• **WHAT IS ASKED**
In the material below, the lines containing the word "type" are required; copy each of them.

• **GIVEN RECORDS**
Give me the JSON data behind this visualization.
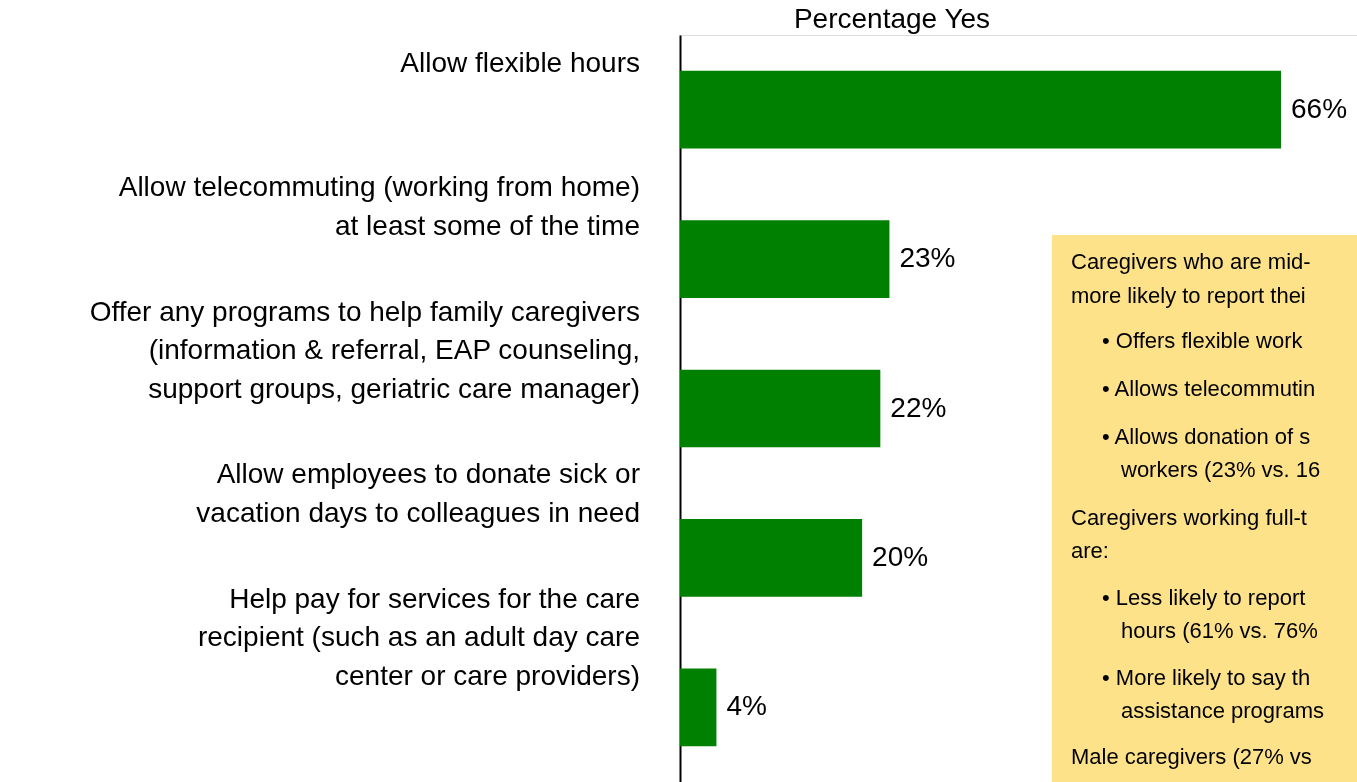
{
  "chart_data": {
    "type": "bar",
    "orientation": "horizontal",
    "title": "Percentage Yes",
    "categories": [
      "Allow flexible hours",
      "Allow telecommuting (working from home)\nat least some of the time",
      "Offer any programs to help family caregivers\n(information & referral, EAP counseling,\nsupport groups, geriatric care manager)",
      "Allow employees to donate sick or\nvacation days to colleagues in need",
      "Help pay for services for the care\nrecipient (such as an adult day care\ncenter or care providers)"
    ],
    "values": [
      66,
      23,
      22,
      20,
      4
    ],
    "value_labels": [
      "66%",
      "23%",
      "22%",
      "20%",
      "4%"
    ],
    "color": "#008000",
    "tick_labels": "y",
    "annotations": [
      "Caregivers who are mid-",
      "more likely to report thei",
      "• Offers flexible work",
      "• Allows telecommutin",
      "• Allows donation of s",
      "workers (23% vs. 16",
      "Caregivers working full-t",
      "are:",
      "• Less likely to report",
      "hours (61% vs. 76%",
      "• More likely to say th",
      "assistance programs",
      "Male caregivers (27% vs"
    ]
  }
}
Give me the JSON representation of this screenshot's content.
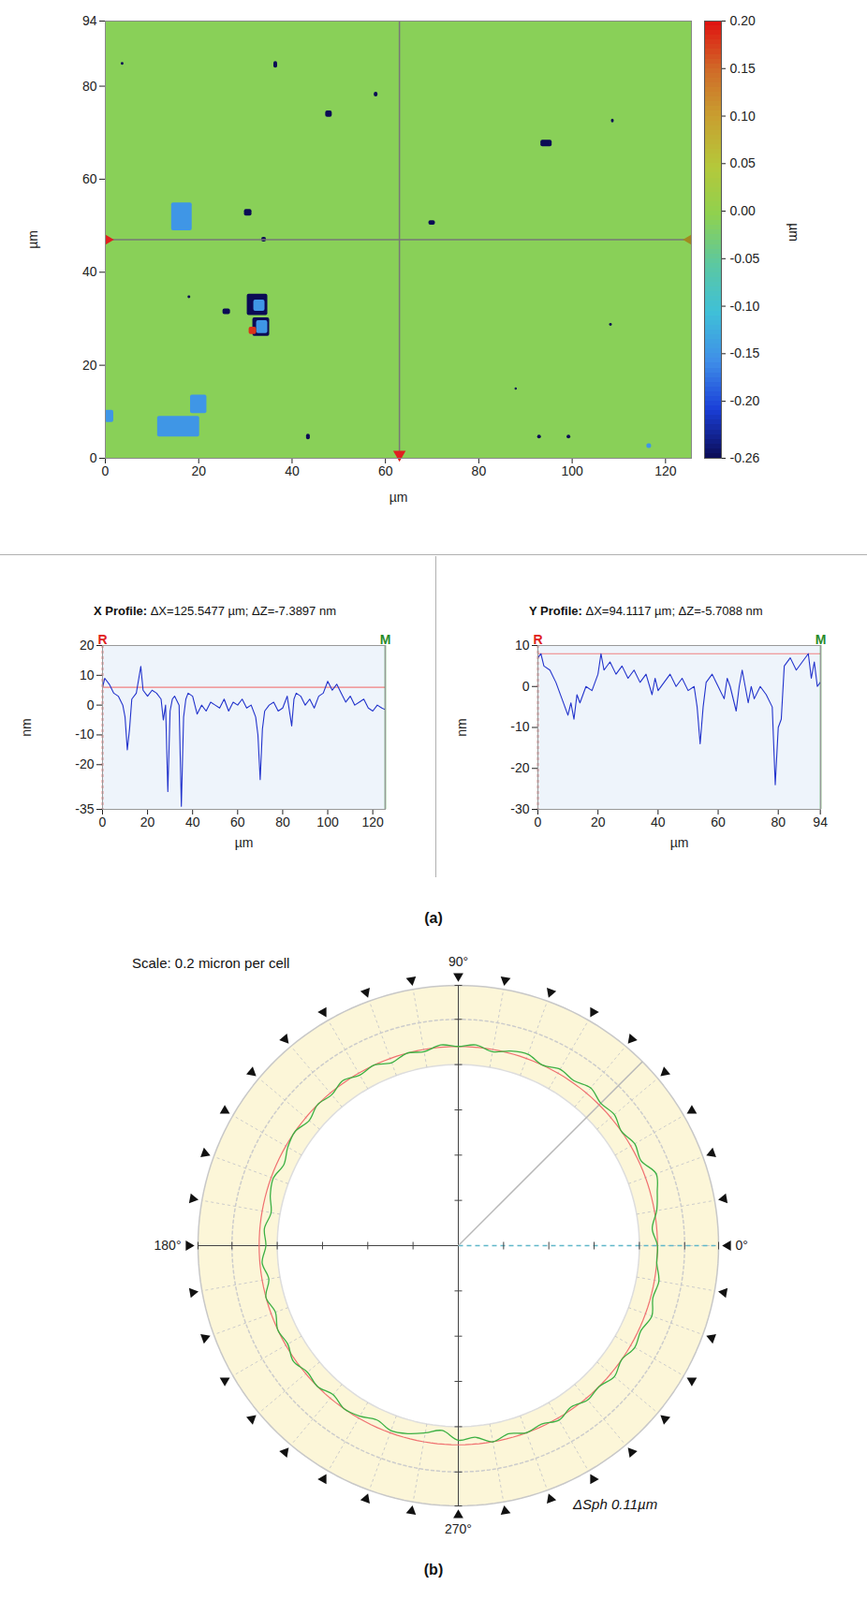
{
  "panel_labels": [
    "(a)",
    "(b)"
  ],
  "chart_data": [
    {
      "type": "heatmap",
      "xlabel": "µm",
      "ylabel": "µm",
      "xlim": [
        0,
        125.5477
      ],
      "ylim": [
        0,
        94
      ],
      "xticks": [
        0,
        20,
        40,
        60,
        80,
        100,
        120
      ],
      "yticks": [
        0,
        20,
        40,
        60,
        80,
        94
      ],
      "background_value": -0.01,
      "cells": [
        {
          "x": 16.4,
          "y": 51.9,
          "width": 4.4,
          "height": 6,
          "value": -0.15
        },
        {
          "x": 15.7,
          "y": 6.8,
          "width": 9,
          "height": 4.4,
          "value": -0.15
        },
        {
          "x": 20,
          "y": 11.6,
          "width": 3.5,
          "height": 4,
          "value": -0.15
        },
        {
          "x": 0.9,
          "y": 9,
          "width": 1.8,
          "height": 2.6,
          "value": -0.15
        },
        {
          "x": 32.6,
          "y": 33,
          "width": 4.4,
          "height": 4.6,
          "value": -0.26
        },
        {
          "x": 33,
          "y": 32.8,
          "width": 2.4,
          "height": 2.4,
          "value": -0.15
        },
        {
          "x": 33.4,
          "y": 28.2,
          "width": 3.6,
          "height": 4,
          "value": -0.26
        },
        {
          "x": 33.6,
          "y": 28.2,
          "width": 2.4,
          "height": 2.8,
          "value": -0.15
        },
        {
          "x": 31.6,
          "y": 27.4,
          "width": 1.6,
          "height": 1.6,
          "value": 0.18
        },
        {
          "x": 26,
          "y": 31.5,
          "width": 1.6,
          "height": 1.2,
          "value": -0.26
        },
        {
          "x": 30.6,
          "y": 52.8,
          "width": 1.6,
          "height": 1.4,
          "value": -0.26
        },
        {
          "x": 47.9,
          "y": 74,
          "width": 1.4,
          "height": 1.4,
          "value": -0.26
        },
        {
          "x": 36.5,
          "y": 84.6,
          "width": 0.8,
          "height": 1.4,
          "value": -0.26
        },
        {
          "x": 58,
          "y": 78.2,
          "width": 0.8,
          "height": 1,
          "value": -0.26
        },
        {
          "x": 94.5,
          "y": 67.7,
          "width": 2.4,
          "height": 1.4,
          "value": -0.26
        },
        {
          "x": 70,
          "y": 50.6,
          "width": 1.4,
          "height": 1,
          "value": -0.26
        },
        {
          "x": 43.5,
          "y": 4.6,
          "width": 0.8,
          "height": 1.2,
          "value": -0.26
        },
        {
          "x": 93,
          "y": 4.6,
          "width": 0.8,
          "height": 0.8,
          "value": -0.26
        },
        {
          "x": 99.3,
          "y": 4.6,
          "width": 0.8,
          "height": 0.8,
          "value": -0.26
        },
        {
          "x": 3.7,
          "y": 84.8,
          "width": 0.6,
          "height": 0.6,
          "value": -0.26
        },
        {
          "x": 108.7,
          "y": 72.5,
          "width": 0.6,
          "height": 0.8,
          "value": -0.26
        },
        {
          "x": 108.3,
          "y": 28.7,
          "width": 0.6,
          "height": 0.6,
          "value": -0.26
        },
        {
          "x": 34,
          "y": 47,
          "width": 1,
          "height": 1,
          "value": -0.26
        },
        {
          "x": 18,
          "y": 34.6,
          "width": 0.6,
          "height": 0.6,
          "value": -0.26
        },
        {
          "x": 88,
          "y": 14.9,
          "width": 0.5,
          "height": 0.5,
          "value": -0.26
        },
        {
          "x": 116.5,
          "y": 2.6,
          "width": 1,
          "height": 1,
          "value": -0.15
        }
      ],
      "colorbar": {
        "label": "µm",
        "range": [
          -0.26,
          0.2
        ],
        "ticks": [
          {
            "value": 0.2,
            "label": "0.20"
          },
          0.15,
          {
            "value": 0.1,
            "label": "0.10"
          },
          0.05,
          {
            "value": 0,
            "label": "0.00"
          },
          -0.05,
          {
            "value": -0.1,
            "label": "-0.10"
          },
          -0.15,
          {
            "value": -0.2,
            "label": "-0.20"
          },
          -0.26
        ]
      },
      "crosshair": {
        "x": 63,
        "y": 47
      }
    },
    {
      "type": "line",
      "title": "X Profile: ΔX=125.5477 µm; ΔZ=-7.3897 nm",
      "xlabel": "µm",
      "ylabel": "nm",
      "xlim": [
        0,
        125.5477
      ],
      "ylim": [
        -35,
        20
      ],
      "xticks": [
        0,
        20,
        40,
        60,
        80,
        100,
        120
      ],
      "yticks": [
        20,
        10,
        0,
        -10,
        -20,
        -35
      ],
      "grid": true,
      "color": "#2233cc",
      "reference_line": 6,
      "annotations": [
        {
          "text": "R",
          "color": "#e02020"
        },
        {
          "text": "M",
          "color": "#2a8a2a"
        }
      ],
      "x": [
        0,
        1,
        3,
        5,
        7,
        9,
        10,
        11,
        12,
        13,
        15,
        17,
        18,
        20,
        22,
        24,
        26,
        27,
        28,
        29,
        30,
        31,
        32,
        34,
        35,
        36,
        37,
        38,
        40,
        42,
        44,
        46,
        48,
        50,
        52,
        54,
        56,
        58,
        60,
        62,
        64,
        66,
        68,
        69,
        70,
        71,
        72,
        74,
        76,
        78,
        80,
        82,
        84,
        85,
        86,
        88,
        90,
        92,
        94,
        96,
        98,
        100,
        102,
        104,
        106,
        108,
        110,
        112,
        114,
        116,
        118,
        120,
        122,
        124,
        125.5
      ],
      "values": [
        6,
        9,
        7,
        4,
        3,
        0,
        -4,
        -15,
        -8,
        2,
        4,
        13,
        5,
        3,
        5,
        4,
        2,
        -5,
        0,
        -29,
        -2,
        2,
        3,
        0,
        -34,
        -4,
        2,
        4,
        3,
        -3,
        0,
        -2,
        1,
        0,
        -1,
        2,
        -2,
        1,
        0,
        2,
        -1,
        0,
        -4,
        -10,
        -25,
        -8,
        -2,
        0,
        1,
        -2,
        -1,
        3,
        -7,
        2,
        4,
        3,
        0,
        2,
        -1,
        3,
        4,
        8,
        5,
        7,
        4,
        1,
        3,
        0,
        1,
        2,
        -1,
        -2,
        0,
        -1,
        -1.5
      ]
    },
    {
      "type": "line",
      "title": "Y Profile: ΔX=94.1117 µm; ΔZ=-5.7088 nm",
      "xlabel": "µm",
      "ylabel": "nm",
      "xlim": [
        0,
        94.1117
      ],
      "ylim": [
        -30,
        10
      ],
      "xticks": [
        0,
        20,
        40,
        60,
        80,
        94
      ],
      "yticks": [
        10,
        0,
        -10,
        -20,
        -30
      ],
      "grid": true,
      "color": "#2233cc",
      "reference_line": 8,
      "annotations": [
        {
          "text": "R",
          "color": "#e02020"
        },
        {
          "text": "M",
          "color": "#2a8a2a"
        }
      ],
      "x": [
        0,
        1,
        2,
        4,
        6,
        8,
        10,
        11,
        12,
        13,
        14,
        16,
        18,
        20,
        21,
        22,
        24,
        26,
        28,
        30,
        32,
        34,
        36,
        38,
        39,
        40,
        42,
        44,
        46,
        48,
        50,
        52,
        53,
        54,
        55,
        56,
        58,
        60,
        62,
        63,
        64,
        66,
        67,
        68,
        70,
        71,
        72,
        74,
        76,
        78,
        79,
        80,
        81,
        82,
        84,
        86,
        88,
        90,
        91,
        92,
        93,
        94
      ],
      "values": [
        7,
        8,
        5,
        4,
        1,
        -3,
        -7,
        -4,
        -8,
        -2,
        -4,
        0,
        -1,
        3,
        8,
        4,
        6,
        3,
        5,
        2,
        4,
        1,
        3,
        -2,
        2,
        -1,
        1,
        3,
        0,
        2,
        -1,
        0,
        -5,
        -14,
        -5,
        1,
        3,
        0,
        -3,
        2,
        0,
        -6,
        0,
        4,
        -4,
        0,
        -3,
        0,
        -2,
        -5,
        -24,
        -10,
        -8,
        5,
        7,
        4,
        6,
        8,
        2,
        6,
        0,
        1
      ]
    },
    {
      "type": "polar",
      "title": "Scale: 0.2 micron per cell",
      "annotation": "ΔSph 0.11µm",
      "rlim": [
        0,
        1.15
      ],
      "rticks": [
        0.2,
        0.4,
        0.6,
        0.8,
        1
      ],
      "tick_labels": false,
      "inner_radius": 0.8,
      "cursor_angle": 45,
      "angle_labels": [
        {
          "angle": 90,
          "label": "90°"
        },
        {
          "angle": 180,
          "label": "180°"
        },
        {
          "angle": 0,
          "label": "0°"
        },
        {
          "angle": 270,
          "label": "270°"
        }
      ],
      "reference": {
        "radius": 0.88,
        "color": "#f07070"
      },
      "series": [
        {
          "color": "#3cb043",
          "angles": [
            0,
            5,
            10,
            15,
            20,
            25,
            30,
            35,
            40,
            45,
            50,
            55,
            60,
            65,
            70,
            75,
            80,
            85,
            90,
            95,
            100,
            105,
            110,
            115,
            120,
            125,
            130,
            135,
            140,
            145,
            150,
            155,
            160,
            165,
            170,
            175,
            180,
            185,
            190,
            195,
            200,
            205,
            210,
            215,
            220,
            225,
            230,
            235,
            240,
            245,
            250,
            255,
            260,
            265,
            270,
            275,
            280,
            285,
            290,
            295,
            300,
            305,
            310,
            315,
            320,
            325,
            330,
            335,
            340,
            345,
            350,
            355
          ],
          "values": [
            0.88,
            0.86,
            0.89,
            0.91,
            0.93,
            0.89,
            0.9,
            0.88,
            0.9,
            0.89,
            0.91,
            0.89,
            0.9,
            0.88,
            0.9,
            0.89,
            0.87,
            0.89,
            0.88,
            0.89,
            0.87,
            0.88,
            0.86,
            0.88,
            0.87,
            0.89,
            0.87,
            0.88,
            0.86,
            0.88,
            0.87,
            0.85,
            0.87,
            0.86,
            0.84,
            0.86,
            0.85,
            0.87,
            0.85,
            0.88,
            0.86,
            0.88,
            0.87,
            0.89,
            0.87,
            0.88,
            0.86,
            0.88,
            0.87,
            0.85,
            0.87,
            0.86,
            0.84,
            0.82,
            0.86,
            0.85,
            0.88,
            0.86,
            0.88,
            0.87,
            0.89,
            0.87,
            0.89,
            0.88,
            0.9,
            0.88,
            0.9,
            0.89,
            0.91,
            0.89,
            0.9,
            0.88
          ]
        }
      ]
    }
  ]
}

• **FINISHED EXERCISE**
    "type": "bar",
      "type": "heatmap",
      "type": "line",
      "type": "line",
      "type": "polar",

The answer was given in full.